> _Exercise requirements_
Answer with a single number: how many lines in the listing below include "that"?
>> Begin Stored rows
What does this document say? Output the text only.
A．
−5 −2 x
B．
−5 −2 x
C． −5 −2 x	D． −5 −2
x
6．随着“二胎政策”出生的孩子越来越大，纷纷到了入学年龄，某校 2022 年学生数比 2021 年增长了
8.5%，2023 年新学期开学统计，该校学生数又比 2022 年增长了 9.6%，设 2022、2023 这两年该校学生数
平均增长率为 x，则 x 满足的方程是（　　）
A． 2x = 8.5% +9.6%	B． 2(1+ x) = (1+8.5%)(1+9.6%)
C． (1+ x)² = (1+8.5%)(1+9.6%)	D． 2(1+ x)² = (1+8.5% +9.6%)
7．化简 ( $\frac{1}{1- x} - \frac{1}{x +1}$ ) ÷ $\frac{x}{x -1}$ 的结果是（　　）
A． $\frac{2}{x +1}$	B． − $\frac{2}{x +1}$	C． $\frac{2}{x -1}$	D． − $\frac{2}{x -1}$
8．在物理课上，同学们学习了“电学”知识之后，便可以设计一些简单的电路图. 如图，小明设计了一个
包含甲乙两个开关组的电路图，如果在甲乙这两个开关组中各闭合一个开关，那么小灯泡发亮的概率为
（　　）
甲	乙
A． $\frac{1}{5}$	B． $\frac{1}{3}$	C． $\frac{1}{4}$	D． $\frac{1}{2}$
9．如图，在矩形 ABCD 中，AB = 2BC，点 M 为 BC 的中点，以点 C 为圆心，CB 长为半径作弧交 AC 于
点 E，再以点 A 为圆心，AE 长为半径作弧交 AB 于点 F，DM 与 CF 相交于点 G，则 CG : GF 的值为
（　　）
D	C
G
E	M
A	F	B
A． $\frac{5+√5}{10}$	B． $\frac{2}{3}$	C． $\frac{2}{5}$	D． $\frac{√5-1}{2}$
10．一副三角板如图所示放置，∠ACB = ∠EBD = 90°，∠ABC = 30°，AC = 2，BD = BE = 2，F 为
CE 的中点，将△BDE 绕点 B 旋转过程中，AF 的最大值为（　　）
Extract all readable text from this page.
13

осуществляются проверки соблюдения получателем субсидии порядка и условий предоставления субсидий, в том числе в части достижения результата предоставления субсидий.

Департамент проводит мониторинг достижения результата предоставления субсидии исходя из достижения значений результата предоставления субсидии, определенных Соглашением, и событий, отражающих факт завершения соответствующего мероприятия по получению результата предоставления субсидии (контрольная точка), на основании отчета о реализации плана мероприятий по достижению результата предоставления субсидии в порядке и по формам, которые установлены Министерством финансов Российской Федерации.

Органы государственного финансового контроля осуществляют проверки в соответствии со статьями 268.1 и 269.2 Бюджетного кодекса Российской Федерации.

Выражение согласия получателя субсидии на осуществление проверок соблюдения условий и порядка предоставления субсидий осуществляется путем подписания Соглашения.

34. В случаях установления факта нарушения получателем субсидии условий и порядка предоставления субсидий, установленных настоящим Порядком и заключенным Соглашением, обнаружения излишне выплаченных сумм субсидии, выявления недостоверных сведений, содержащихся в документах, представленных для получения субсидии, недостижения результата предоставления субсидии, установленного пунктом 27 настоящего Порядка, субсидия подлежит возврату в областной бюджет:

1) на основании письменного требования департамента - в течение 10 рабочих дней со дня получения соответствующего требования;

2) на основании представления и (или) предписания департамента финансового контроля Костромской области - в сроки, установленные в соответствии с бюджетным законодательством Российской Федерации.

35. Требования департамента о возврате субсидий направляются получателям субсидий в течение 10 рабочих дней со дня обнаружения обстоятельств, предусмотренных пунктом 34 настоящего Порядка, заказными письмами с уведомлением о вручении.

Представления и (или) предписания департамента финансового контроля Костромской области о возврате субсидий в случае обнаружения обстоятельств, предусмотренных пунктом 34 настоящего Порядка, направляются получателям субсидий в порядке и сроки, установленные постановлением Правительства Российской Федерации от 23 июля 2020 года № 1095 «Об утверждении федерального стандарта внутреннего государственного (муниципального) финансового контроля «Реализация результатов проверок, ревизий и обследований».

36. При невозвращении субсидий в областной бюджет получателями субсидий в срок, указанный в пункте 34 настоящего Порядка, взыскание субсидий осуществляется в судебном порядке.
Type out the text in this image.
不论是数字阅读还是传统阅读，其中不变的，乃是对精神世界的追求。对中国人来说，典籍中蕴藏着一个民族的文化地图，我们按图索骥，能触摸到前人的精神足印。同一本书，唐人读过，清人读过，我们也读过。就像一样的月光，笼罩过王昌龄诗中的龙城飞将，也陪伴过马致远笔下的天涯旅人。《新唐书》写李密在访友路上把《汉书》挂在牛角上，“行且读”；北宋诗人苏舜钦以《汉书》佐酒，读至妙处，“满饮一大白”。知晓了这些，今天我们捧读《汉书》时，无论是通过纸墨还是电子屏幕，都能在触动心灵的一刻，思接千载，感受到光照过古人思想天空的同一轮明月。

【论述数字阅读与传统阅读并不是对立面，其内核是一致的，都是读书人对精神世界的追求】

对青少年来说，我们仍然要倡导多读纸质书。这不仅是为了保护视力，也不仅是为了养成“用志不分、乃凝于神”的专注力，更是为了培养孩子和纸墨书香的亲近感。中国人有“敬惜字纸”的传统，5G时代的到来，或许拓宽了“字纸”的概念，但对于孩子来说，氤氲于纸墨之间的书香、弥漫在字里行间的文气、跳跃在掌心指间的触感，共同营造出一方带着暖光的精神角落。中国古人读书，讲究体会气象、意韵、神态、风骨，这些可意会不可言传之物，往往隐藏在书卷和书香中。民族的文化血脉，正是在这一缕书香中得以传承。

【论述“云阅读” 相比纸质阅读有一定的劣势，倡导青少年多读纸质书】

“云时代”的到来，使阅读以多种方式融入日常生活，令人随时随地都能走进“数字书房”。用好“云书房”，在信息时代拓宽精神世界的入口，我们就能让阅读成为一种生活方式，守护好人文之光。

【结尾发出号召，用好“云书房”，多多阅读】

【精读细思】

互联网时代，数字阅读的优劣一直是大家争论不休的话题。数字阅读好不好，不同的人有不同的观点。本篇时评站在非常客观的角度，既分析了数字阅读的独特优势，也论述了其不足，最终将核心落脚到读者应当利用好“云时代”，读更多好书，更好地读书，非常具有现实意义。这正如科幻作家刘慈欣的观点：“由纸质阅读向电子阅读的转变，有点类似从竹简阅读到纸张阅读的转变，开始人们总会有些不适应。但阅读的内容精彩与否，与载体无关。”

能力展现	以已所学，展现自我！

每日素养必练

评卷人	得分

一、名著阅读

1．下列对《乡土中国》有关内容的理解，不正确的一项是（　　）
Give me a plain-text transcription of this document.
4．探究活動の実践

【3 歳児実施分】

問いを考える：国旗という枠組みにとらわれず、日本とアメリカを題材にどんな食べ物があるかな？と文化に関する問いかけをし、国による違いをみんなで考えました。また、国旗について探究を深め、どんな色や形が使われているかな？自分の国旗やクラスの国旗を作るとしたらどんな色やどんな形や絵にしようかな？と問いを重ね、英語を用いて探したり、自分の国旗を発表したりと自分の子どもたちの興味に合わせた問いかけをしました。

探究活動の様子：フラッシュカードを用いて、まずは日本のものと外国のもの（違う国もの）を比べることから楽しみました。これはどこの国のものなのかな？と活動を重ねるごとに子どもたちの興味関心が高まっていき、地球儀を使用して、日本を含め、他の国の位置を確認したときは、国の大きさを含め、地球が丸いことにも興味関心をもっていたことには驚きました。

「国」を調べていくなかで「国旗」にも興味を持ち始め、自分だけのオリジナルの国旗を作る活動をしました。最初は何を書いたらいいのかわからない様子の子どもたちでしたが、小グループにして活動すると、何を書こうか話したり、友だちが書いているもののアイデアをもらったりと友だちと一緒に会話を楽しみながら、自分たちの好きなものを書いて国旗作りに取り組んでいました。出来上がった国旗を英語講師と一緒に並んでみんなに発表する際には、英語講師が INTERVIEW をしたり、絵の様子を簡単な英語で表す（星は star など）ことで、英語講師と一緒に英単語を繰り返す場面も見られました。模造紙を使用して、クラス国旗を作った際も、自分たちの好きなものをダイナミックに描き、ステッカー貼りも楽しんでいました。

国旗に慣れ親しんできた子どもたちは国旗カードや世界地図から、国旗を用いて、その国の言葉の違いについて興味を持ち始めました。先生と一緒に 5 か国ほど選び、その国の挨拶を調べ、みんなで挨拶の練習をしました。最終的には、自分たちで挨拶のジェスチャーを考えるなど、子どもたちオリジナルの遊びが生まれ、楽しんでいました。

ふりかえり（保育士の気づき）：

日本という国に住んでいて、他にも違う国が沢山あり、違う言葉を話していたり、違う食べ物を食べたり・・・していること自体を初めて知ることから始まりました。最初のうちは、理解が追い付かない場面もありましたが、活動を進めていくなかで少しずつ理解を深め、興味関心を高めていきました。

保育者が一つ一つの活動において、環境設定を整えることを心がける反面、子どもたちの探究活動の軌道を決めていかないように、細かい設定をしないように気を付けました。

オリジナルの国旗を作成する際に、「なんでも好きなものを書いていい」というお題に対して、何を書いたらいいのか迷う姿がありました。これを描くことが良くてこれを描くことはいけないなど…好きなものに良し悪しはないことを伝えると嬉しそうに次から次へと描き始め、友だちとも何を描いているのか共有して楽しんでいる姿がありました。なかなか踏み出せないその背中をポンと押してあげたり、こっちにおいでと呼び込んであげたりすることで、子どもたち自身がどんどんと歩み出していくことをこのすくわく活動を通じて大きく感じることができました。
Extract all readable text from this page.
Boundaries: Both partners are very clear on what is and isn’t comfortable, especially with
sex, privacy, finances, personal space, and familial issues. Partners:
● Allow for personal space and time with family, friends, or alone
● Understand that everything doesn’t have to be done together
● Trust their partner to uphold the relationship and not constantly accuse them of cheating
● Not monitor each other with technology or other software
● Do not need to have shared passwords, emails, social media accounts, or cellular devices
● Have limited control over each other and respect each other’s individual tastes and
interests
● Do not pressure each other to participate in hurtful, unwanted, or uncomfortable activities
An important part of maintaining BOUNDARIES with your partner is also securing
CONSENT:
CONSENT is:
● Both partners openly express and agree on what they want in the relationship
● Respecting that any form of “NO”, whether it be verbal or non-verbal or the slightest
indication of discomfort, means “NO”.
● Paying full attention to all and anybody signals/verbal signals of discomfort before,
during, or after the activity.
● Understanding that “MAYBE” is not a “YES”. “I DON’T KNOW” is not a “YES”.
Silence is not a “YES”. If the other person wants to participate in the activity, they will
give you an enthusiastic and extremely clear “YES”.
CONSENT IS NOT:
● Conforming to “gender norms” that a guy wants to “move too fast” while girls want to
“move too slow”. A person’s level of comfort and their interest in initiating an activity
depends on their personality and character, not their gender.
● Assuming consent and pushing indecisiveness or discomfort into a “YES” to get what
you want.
>> End Stored rows
> _Exercise solution_
4